> _REQUIREMENTS_
Repeat the material exactly, every line of it.

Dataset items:
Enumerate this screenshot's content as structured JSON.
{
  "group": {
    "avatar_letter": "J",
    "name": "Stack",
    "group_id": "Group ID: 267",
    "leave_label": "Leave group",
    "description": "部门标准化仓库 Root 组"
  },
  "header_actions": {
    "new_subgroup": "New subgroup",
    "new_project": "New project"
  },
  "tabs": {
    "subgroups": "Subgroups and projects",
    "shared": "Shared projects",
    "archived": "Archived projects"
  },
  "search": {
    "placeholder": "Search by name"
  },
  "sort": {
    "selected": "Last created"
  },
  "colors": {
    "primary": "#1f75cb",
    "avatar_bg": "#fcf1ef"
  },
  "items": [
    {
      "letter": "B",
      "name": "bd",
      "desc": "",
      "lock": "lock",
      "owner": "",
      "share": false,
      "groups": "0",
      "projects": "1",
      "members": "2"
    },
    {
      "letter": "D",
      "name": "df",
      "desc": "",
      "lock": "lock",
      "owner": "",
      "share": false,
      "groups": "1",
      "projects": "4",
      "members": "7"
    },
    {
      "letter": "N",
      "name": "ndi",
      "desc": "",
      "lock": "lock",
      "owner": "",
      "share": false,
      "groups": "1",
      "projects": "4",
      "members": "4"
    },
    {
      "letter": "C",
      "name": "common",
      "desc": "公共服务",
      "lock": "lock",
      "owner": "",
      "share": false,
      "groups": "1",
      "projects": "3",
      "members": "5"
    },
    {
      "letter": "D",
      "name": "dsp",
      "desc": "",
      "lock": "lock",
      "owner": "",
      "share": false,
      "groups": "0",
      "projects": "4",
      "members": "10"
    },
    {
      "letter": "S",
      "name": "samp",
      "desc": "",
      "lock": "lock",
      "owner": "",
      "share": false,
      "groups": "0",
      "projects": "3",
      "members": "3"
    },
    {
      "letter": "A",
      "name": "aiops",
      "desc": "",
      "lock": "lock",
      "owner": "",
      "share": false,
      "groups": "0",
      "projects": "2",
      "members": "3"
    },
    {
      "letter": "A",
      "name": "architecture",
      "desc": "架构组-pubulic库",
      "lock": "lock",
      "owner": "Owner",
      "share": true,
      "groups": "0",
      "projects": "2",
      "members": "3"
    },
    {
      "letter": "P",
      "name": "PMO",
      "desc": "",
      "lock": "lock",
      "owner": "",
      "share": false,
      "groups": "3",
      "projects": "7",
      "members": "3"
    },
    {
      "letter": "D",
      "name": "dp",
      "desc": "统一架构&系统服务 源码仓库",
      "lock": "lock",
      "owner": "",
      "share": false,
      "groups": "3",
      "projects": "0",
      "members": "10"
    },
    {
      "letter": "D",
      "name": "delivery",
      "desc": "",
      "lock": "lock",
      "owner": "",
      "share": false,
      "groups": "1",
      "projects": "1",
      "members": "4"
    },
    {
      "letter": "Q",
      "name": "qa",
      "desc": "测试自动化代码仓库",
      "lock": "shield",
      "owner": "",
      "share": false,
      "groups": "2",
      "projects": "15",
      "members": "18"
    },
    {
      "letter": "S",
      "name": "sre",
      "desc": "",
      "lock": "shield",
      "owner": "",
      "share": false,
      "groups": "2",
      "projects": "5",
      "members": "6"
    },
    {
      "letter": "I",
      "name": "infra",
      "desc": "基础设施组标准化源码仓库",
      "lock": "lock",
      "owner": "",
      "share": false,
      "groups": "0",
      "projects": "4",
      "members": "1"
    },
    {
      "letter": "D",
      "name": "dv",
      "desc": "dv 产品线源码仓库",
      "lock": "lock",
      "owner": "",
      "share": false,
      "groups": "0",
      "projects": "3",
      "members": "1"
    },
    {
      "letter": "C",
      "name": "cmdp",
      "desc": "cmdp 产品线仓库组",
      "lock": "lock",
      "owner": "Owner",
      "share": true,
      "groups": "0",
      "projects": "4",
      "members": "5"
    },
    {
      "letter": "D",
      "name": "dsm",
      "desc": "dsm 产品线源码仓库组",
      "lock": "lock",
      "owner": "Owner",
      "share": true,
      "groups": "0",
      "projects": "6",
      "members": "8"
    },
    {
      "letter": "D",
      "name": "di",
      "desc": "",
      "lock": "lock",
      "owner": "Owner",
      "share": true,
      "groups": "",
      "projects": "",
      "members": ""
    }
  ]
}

> _SOLUTION FOR THIS EXERCISE_
Enumerate this screenshot's content as structured JSON.
{
  "group": {
    "avatar_letter": "J",
    "name": "Stack",
    "group_id": "Group ID: 267",
    "leave_label": "Leave group",
    "description": "部门标准化仓库 Root 组"
  },
  "header_actions": {
    "new_subgroup": "New subgroup",
    "new_project": "New project"
  },
  "tabs": {
    "subgroups": "Subgroups and projects",
    "shared": "Shared projects",
    "archived": "Archived projects"
  },
  "search": {
    "placeholder": "Search by name"
  },
  "sort": {
    "selected": "Last created"
  },
  "colors": {
    "primary": "#1f75cb",
    "avatar_bg": "#fcf1ef"
  },
  "items": [
    {
      "letter": "B",
      "name": "bd",
      "desc": "",
      "lock": "lock",
      "owner": "",
      "share": false,
      "groups": "0",
      "projects": "1",
      "members": "2"
    },
    {
      "letter": "D",
      "name": "df",
      "desc": "",
      "lock": "lock",
      "owner": "",
      "share": false,
      "groups": "1",
      "projects": "4",
      "members": "7"
    },
    {
      "letter": "N",
      "name": "ndi",
      "desc": "",
      "lock": "lock",
      "owner": "",
      "share": false,
      "groups": "1",
      "projects": "4",
      "members": "4"
    },
    {
      "letter": "C",
      "name": "common",
      "desc": "公共服务",
      "lock": "lock",
      "owner": "",
      "share": false,
      "groups": "1",
      "projects": "3",
      "members": "5"
    },
    {
      "letter": "D",
      "name": "dsp",
      "desc": "",
      "lock": "lock",
      "owner": "",
      "share": false,
      "groups": "0",
      "projects": "4",
      "members": "10"
    },
    {
      "letter": "S",
      "name": "samp",
      "desc": "",
      "lock": "lock",
      "owner": "",
      "share": false,
      "groups": "0",
      "projects": "3",
      "members": "3"
    },
    {
      "letter": "A",
      "name": "aiops",
      "desc": "",
      "lock": "lock",
      "owner": "",
      "share": false,
      "groups": "0",
      "projects": "2",
      "members": "3"
    },
    {
      "letter": "A",
      "name": "architecture",
      "desc": "架构组-pubulic库",
      "lock": "lock",
      "owner": "Owner",
      "share": true,
      "groups": "0",
      "projects": "2",
      "members": "3"
    },
    {
      "letter": "P",
      "name": "PMO",
      "desc": "",
      "lock": "lock",
      "owner": "",
      "share": false,
      "groups": "3",
      "projects": "7",
      "members": "3"
    },
    {
      "letter": "D",
      "name": "dp",
      "desc": "统一架构&系统服务 源码仓库",
      "lock": "lock",
      "owner": "",
      "share": false,
      "groups": "3",
      "projects": "0",
      "members": "10"
    },
    {
      "letter": "D",
      "name": "delivery",
      "desc": "",
      "lock": "lock",
      "owner": "",
      "share": false,
      "groups": "1",
      "projects": "1",
      "members": "4"
    },
    {
      "letter": "Q",
      "name": "qa",
      "desc": "测试自动化代码仓库",
      "lock": "shield",
      "owner": "",
      "share": false,
      "groups": "2",
      "projects": "15",
      "members": "18"
    },
    {
      "letter": "S",
      "name": "sre",
      "desc": "",
      "lock": "shield",
      "owner": "",
      "share": false,
      "groups": "2",
      "projects": "5",
      "members": "6"
    },
    {
      "letter": "I",
      "name": "infra",
      "desc": "基础设施组标准化源码仓库",
      "lock": "lock",
      "owner": "",
      "share": false,
      "groups": "0",
      "projects": "4",
      "members": "1"
    },
    {
      "letter": "D",
      "name": "dv",
      "desc": "dv 产品线源码仓库",
      "lock": "lock",
      "owner": "",
      "share": false,
      "groups": "0",
      "projects": "3",
      "members": "1"
    },
    {
      "letter": "C",
      "name": "cmdp",
      "desc": "cmdp 产品线仓库组",
      "lock": "lock",
      "owner": "Owner",
      "share": true,
      "groups": "0",
      "projects": "4",
      "members": "5"
    },
    {
      "letter": "D",
      "name": "dsm",
      "desc": "dsm 产品线源码仓库组",
      "lock": "lock",
      "owner": "Owner",
      "share": true,
      "groups": "0",
      "projects": "6",
      "members": "8"
    },
    {
      "letter": "D",
      "name": "di",
      "desc": "",
      "lock": "lock",
      "owner": "Owner",
      "share": true,
      "groups": "",
      "projects": "",
      "members": ""
    }
  ]
}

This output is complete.